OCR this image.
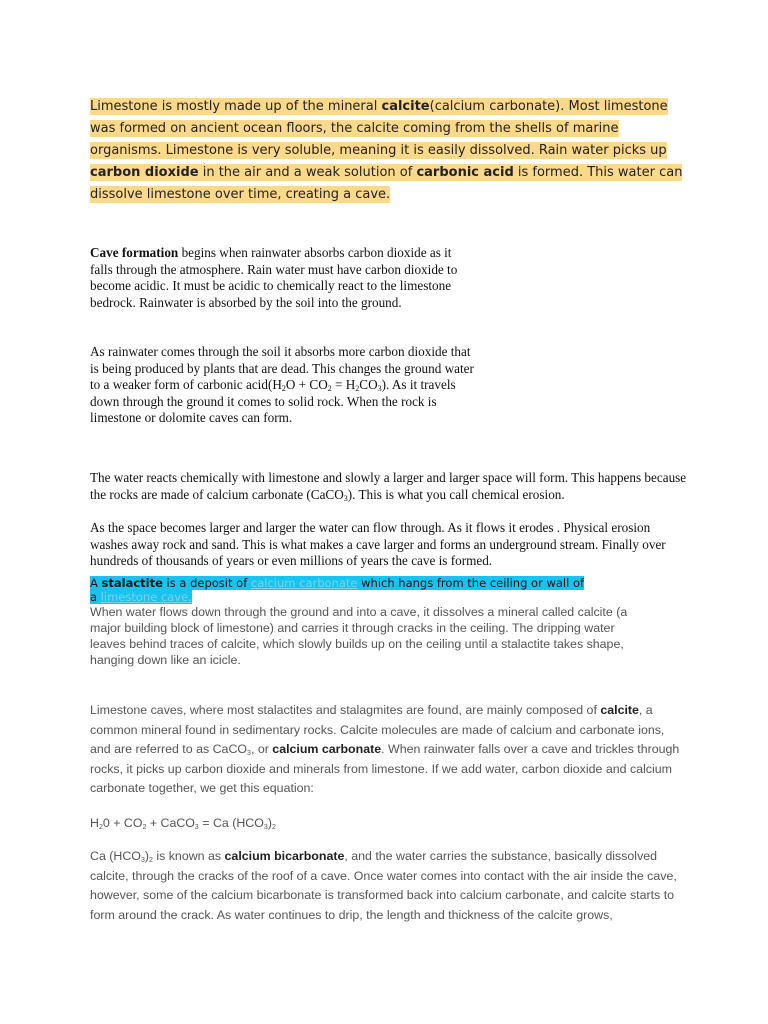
Limestone is mostly made up of the mineral calcite(calcium carbonate). Most limestone was formed on ancient ocean floors, the calcite coming from the shells of marine organisms. Limestone is very soluble, meaning it is easily dissolved. Rain water picks up carbon dioxide in the air and a weak solution of carbonic acid is formed. This water can dissolve limestone over time, creating a cave.
Cave formation begins when rainwater absorbs carbon dioxide as it falls through the atmosphere. Rain water must have carbon dioxide to become acidic. It must be acidic to chemically react to the limestone bedrock. Rainwater is absorbed by the soil into the ground.
As rainwater comes through the soil it absorbs more carbon dioxide that is being produced by plants that are dead. This changes the ground water to a weaker form of carbonic $acid(H_2O + CO_2 = H_2CO_3)$. As it travels down through the ground it comes to solid rock. When the rock is limestone or dolomite caves can form.
The water reacts chemically with limestone and slowly a larger and larger space will form. This happens because the rocks are made of calcium carbonate (CaCO$_3$). This is what you call chemical erosion.
As the space becomes larger and larger the water can flow through. As it flows it erodes . Physical erosion washes away rock and sand. This is what makes a cave larger and forms an underground stream. Finally over hundreds of thousands of years or even millions of years the cave is formed.
A stalactite is a deposit of calcium carbonate which hangs from the ceiling or wall of a limestone cave.
When water flows down through the ground and into a cave, it dissolves a mineral called calcite (a major building block of limestone) and carries it through cracks in the ceiling. The dripping water leaves behind traces of calcite, which slowly builds up on the ceiling until a stalactite takes shape, hanging down like an icicle.
Limestone caves, where most stalactites and stalagmites are found, are mainly composed of calcite, a common mineral found in sedimentary rocks. Calcite molecules are made of calcium and carbonate ions, and are referred to as CaCO$_3$, or calcium carbonate. When rainwater falls over a cave and trickles through rocks, it picks up carbon dioxide and minerals from limestone. If we add water, carbon dioxide and calcium carbonate together, we get this equation:
$H_20 + CO_2$ + CaCO$_3$ = Ca $(HCO_3)_2$
Ca $(HCO_3)_2$ is known as calcium bicarbonate, and the water carries the substance, basically dissolved calcite, through the cracks of the roof of a cave. Once water comes into contact with the air inside the cave, however, some of the calcium bicarbonate is transformed back into calcium carbonate, and calcite starts to form around the crack. As water continues to drip, the length and thickness of the calcite grows,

*WRITTEN INSTRUCTION:*
Using the listing above, say how many of its lines contain the string "which", giving nothing but the figure.

*SOLUTION TO THIS PROBLEM:*
2